Do you know that feeling when you’re passing by something every day to finally discover that you’ve never noticed it before? Even though every Premiere Pro editor spends a majority of their time in the Timeline panel, many miss three buttons that control the way it actually works. It happened to me with the first of these three buttons. Using them the right way can make your life in Premiere Pro a bit easier—here's how.
1. Insert and overwrite sequences as nests or individual clips
In almost all of my videos, I use the same intro sequence. I drag and drop it on the timeline as a nested sequence. The first button, which is called “Insert and overwrite sequences as nests or individual clips”, controls how this drag and drop operation works.
When it's active and you drag and drop (or insert/overwrite) any sequence to another, the result will be a nested clip. But, if you deactivate this button, the sequence will enter the timeline un-nested. You'll end up with all the individual building blocks for that sequence on your timeline.
It's also worth mentioning that, by default, if you drag and drop you do an overwrite operation. If you want to do an insert, you need to press CRTL (or Command on Mac) while dragging. You can use comma and period shortcuts in the Project panel as well. The comma shortcut is for insert and the period shortcut is for an overwrite operation.

- **Provided material**
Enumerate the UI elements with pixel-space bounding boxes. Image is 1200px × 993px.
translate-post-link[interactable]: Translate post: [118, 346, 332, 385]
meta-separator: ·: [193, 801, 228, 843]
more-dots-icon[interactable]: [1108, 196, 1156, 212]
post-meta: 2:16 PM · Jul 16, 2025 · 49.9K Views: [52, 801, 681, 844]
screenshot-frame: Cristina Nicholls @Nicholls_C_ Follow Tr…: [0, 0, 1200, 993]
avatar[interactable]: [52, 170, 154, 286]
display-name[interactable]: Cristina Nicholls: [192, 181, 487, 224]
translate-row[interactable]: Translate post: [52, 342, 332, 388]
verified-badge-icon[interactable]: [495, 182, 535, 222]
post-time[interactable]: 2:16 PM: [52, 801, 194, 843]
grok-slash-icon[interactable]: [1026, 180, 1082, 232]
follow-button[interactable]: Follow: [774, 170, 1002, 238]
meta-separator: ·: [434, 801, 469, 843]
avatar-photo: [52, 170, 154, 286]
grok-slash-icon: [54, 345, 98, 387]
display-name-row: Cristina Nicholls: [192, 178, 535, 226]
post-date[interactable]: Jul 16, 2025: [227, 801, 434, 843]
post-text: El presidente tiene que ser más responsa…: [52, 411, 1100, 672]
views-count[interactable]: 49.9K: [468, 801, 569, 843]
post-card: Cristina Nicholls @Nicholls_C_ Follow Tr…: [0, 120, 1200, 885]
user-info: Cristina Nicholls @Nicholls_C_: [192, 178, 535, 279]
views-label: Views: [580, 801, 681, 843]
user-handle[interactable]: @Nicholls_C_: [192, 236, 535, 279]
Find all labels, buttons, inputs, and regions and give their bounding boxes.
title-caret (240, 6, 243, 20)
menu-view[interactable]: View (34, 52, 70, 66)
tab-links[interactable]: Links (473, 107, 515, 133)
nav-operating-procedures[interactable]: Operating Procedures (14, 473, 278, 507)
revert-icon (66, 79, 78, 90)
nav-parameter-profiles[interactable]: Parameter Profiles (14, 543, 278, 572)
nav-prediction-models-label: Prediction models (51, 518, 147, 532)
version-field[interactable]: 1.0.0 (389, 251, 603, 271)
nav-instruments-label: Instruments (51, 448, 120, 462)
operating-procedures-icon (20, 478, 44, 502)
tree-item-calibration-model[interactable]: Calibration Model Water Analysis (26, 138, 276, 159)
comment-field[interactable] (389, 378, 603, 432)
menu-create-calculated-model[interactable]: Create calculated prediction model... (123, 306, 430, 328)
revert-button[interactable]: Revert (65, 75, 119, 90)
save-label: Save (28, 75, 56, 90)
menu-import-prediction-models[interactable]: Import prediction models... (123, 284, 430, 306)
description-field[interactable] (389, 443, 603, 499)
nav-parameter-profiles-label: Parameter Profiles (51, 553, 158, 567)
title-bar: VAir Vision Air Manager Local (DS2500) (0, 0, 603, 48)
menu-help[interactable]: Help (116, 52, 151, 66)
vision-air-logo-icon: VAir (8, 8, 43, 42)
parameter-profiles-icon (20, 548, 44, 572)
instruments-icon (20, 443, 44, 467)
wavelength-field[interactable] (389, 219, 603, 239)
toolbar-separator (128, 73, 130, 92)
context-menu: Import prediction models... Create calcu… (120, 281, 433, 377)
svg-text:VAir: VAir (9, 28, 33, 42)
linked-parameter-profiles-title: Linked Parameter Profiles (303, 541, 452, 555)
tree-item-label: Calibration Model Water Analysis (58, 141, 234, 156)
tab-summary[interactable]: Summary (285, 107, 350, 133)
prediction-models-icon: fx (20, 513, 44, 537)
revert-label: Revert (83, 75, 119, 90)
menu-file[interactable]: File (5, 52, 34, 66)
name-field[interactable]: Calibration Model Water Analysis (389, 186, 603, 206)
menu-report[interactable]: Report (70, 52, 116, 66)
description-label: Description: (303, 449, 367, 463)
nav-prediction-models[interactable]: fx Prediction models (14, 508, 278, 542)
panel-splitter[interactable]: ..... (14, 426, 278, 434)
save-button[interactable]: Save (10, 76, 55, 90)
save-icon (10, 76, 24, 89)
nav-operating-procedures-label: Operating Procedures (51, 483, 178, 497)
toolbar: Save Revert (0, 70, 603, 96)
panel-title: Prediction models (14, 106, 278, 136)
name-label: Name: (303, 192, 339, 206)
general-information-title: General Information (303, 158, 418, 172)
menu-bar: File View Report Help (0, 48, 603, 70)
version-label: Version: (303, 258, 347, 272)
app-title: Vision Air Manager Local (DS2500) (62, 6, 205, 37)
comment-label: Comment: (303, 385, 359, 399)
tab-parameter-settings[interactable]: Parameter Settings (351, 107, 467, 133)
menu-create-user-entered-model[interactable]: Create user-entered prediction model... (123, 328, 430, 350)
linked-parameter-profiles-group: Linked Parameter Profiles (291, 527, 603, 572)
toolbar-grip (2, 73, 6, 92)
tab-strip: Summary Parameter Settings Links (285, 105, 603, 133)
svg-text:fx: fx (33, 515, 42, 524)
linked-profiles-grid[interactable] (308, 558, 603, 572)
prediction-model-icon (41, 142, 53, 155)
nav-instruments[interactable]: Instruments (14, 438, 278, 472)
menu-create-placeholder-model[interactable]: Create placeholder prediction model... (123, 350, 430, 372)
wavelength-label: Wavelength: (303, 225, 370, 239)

- **Set task**
Rewrite the Premiere Pro article from "1. Insert and" up to and including "drop operation works.", replacing "intro sequence" with "opening sequence".

- **Expected answer**
1. Insert and overwrite sequences as nests or individual clips
In almost all of my videos, I use the same opening sequence. I drag and drop it on the timeline as a nested sequence. The first button, which is called “Insert and overwrite sequences as nests or individual clips”, controls how this drag and drop operation works.